**SET TASK:** What follows is a set of records, each of which is to be written out exactly.

•••

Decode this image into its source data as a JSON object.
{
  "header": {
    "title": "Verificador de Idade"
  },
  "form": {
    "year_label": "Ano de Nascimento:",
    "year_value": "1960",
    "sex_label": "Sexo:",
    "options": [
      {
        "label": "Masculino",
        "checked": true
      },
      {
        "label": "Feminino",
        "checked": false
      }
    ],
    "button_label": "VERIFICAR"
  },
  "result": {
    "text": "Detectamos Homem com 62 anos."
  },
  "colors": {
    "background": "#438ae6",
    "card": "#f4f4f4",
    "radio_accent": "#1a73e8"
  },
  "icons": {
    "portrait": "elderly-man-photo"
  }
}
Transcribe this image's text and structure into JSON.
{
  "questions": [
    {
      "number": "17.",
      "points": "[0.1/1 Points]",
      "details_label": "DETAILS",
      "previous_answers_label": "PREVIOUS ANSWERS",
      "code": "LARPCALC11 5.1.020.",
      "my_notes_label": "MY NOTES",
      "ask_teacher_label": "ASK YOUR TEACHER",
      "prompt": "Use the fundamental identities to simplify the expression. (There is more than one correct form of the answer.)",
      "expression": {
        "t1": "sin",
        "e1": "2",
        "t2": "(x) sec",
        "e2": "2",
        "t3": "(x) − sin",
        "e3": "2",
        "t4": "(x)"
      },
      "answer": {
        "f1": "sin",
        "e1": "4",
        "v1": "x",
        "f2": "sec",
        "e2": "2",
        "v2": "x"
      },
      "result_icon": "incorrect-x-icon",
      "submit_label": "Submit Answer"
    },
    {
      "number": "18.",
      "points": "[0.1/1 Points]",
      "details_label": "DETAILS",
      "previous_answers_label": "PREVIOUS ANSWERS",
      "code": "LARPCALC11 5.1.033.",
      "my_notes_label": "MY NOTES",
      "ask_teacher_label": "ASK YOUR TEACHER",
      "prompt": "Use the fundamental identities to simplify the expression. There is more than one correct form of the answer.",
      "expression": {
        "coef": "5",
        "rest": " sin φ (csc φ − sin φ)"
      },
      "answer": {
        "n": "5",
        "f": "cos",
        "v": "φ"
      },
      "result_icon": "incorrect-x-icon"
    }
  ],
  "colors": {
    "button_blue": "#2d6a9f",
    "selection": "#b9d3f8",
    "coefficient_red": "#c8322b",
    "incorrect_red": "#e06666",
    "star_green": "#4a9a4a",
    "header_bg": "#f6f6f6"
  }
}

•••

**EXERCISE ANSWER:**
Decode this image into its source data as a JSON object.
{
  "header": {
    "title": "Verificador de Idade"
  },
  "form": {
    "year_label": "Ano de Nascimento:",
    "year_value": "1960",
    "sex_label": "Sexo:",
    "options": [
      {
        "label": "Masculino",
        "checked": true
      },
      {
        "label": "Feminino",
        "checked": false
      }
    ],
    "button_label": "VERIFICAR"
  },
  "result": {
    "text": "Detectamos Homem com 62 anos."
  },
  "colors": {
    "background": "#438ae6",
    "card": "#f4f4f4",
    "radio_accent": "#1a73e8"
  },
  "icons": {
    "portrait": "elderly-man-photo"
  }
}
Transcribe this image's text and structure into JSON.
{
  "questions": [
    {
      "number": "17.",
      "points": "[0.1/1 Points]",
      "details_label": "DETAILS",
      "previous_answers_label": "PREVIOUS ANSWERS",
      "code": "LARPCALC11 5.1.020.",
      "my_notes_label": "MY NOTES",
      "ask_teacher_label": "ASK YOUR TEACHER",
      "prompt": "Use the fundamental identities to simplify the expression. (There is more than one correct form of the answer.)",
      "expression": {
        "t1": "sin",
        "e1": "2",
        "t2": "(x) sec",
        "e2": "2",
        "t3": "(x) − sin",
        "e3": "2",
        "t4": "(x)"
      },
      "answer": {
        "f1": "sin",
        "e1": "4",
        "v1": "x",
        "f2": "sec",
        "e2": "2",
        "v2": "x"
      },
      "result_icon": "incorrect-x-icon",
      "submit_label": "Submit Answer"
    },
    {
      "number": "18.",
      "points": "[0.1/1 Points]",
      "details_label": "DETAILS",
      "previous_answers_label": "PREVIOUS ANSWERS",
      "code": "LARPCALC11 5.1.033.",
      "my_notes_label": "MY NOTES",
      "ask_teacher_label": "ASK YOUR TEACHER",
      "prompt": "Use the fundamental identities to simplify the expression. There is more than one correct form of the answer.",
      "expression": {
        "coef": "5",
        "rest": " sin φ (csc φ − sin φ)"
      },
      "answer": {
        "n": "5",
        "f": "cos",
        "v": "φ"
      },
      "result_icon": "incorrect-x-icon"
    }
  ],
  "colors": {
    "button_blue": "#2d6a9f",
    "selection": "#b9d3f8",
    "coefficient_red": "#c8322b",
    "incorrect_red": "#e06666",
    "star_green": "#4a9a4a",
    "header_bg": "#f6f6f6"
  }
}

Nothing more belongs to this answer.